Stated problem: Copy out, word for word, everything in the opinion piece on assessment design below from "By Mark House" down to "collaboration, adaptive expertise).".

Extract:

»»

Opinion

Unlocking Innovation: How Assessment Design Can Enable the Curriculum the AI Era Demands

By Mark House

19th dec 2025

Key points

Traditional, high‑stakes exams create negative washback: they push institutions away from teaching the complex capabilities they say they value (creativity, critique, collaboration, adaptive expertise).
The AI era makes these capabilities non‑negotiable, but they are exactly the ones conventional rubrics and marking struggle to assess reliably.
Adaptive Comparative Judgement in RM Compare enables high‑reliability (0.90+) assessment of complex, open‑ended work where traditional marking often achieves only around 52–58% reliability.
Because assessment can now cope with complexity, curriculum designers no longer have to trade off rigour against innovation; assessment stops constraining curriculum and starts enabling it.
Institutions can use RM Compare to make portfolios, projects, collaborative work, and AI‑rich tasks genuinely high‑stakes assessable, aligning day‑to‑day teaching with the skills the AI era demands.

Introduction

This week, Dennis Sherwood posed an uncomfortable question in a powerful SRHE blog post: when we become witnesses to systemic problems in assessment when 1.6 million out of 6.5 million GCSE and A-level grades differ from what a senior examiner would have awarded. What do we do?

Sherwood's argument is important, but it invites a deeper question: Why does this problem persist, even among institutions that genuinely want to solve it?

The answer isn't primarily about institutional indifference. It's about assessment acting as an invisible constraint on curriculum and pedagogical innovation. And in the age of AI, that constraint has become the central barrier to preparing students for the capabilities they actually need.

This post explores that constraint, why it matters now more than ever, and how reimagining assessment design can finally enable the curriculum reform everyone agrees is necessary.

««

Data block:
»»

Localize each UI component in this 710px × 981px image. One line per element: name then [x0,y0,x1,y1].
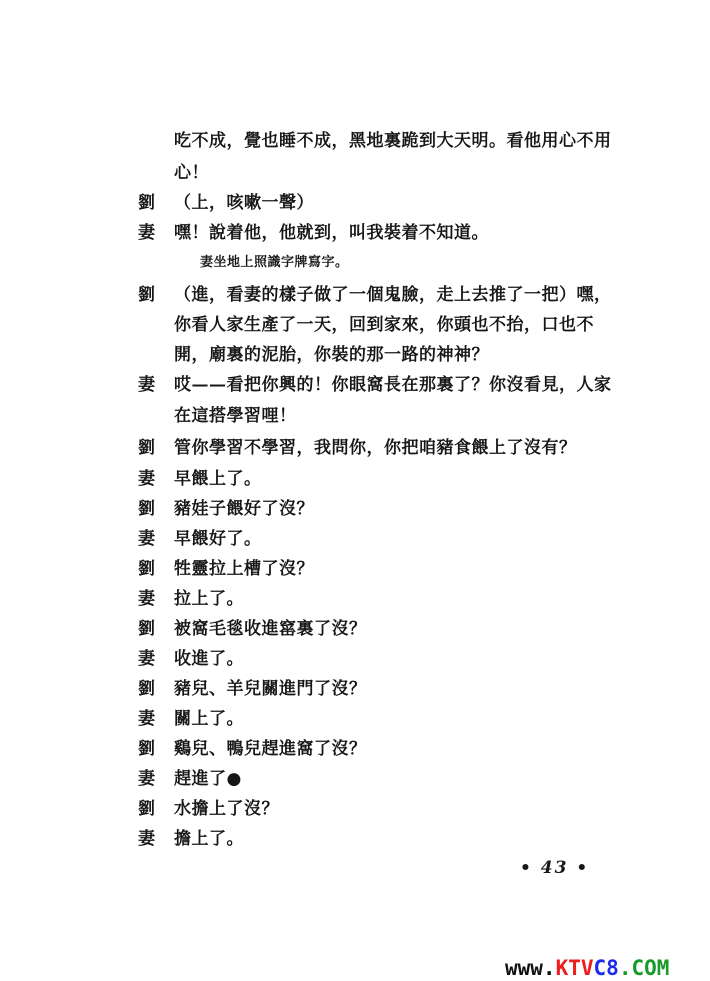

««

The reply:
By Mark House

19th dec 2025

Key points

Traditional, high‑stakes exams create negative washback: they push institutions away from teaching the complex capabilities they say they value (creativity, critique, collaboration, adaptive expertise).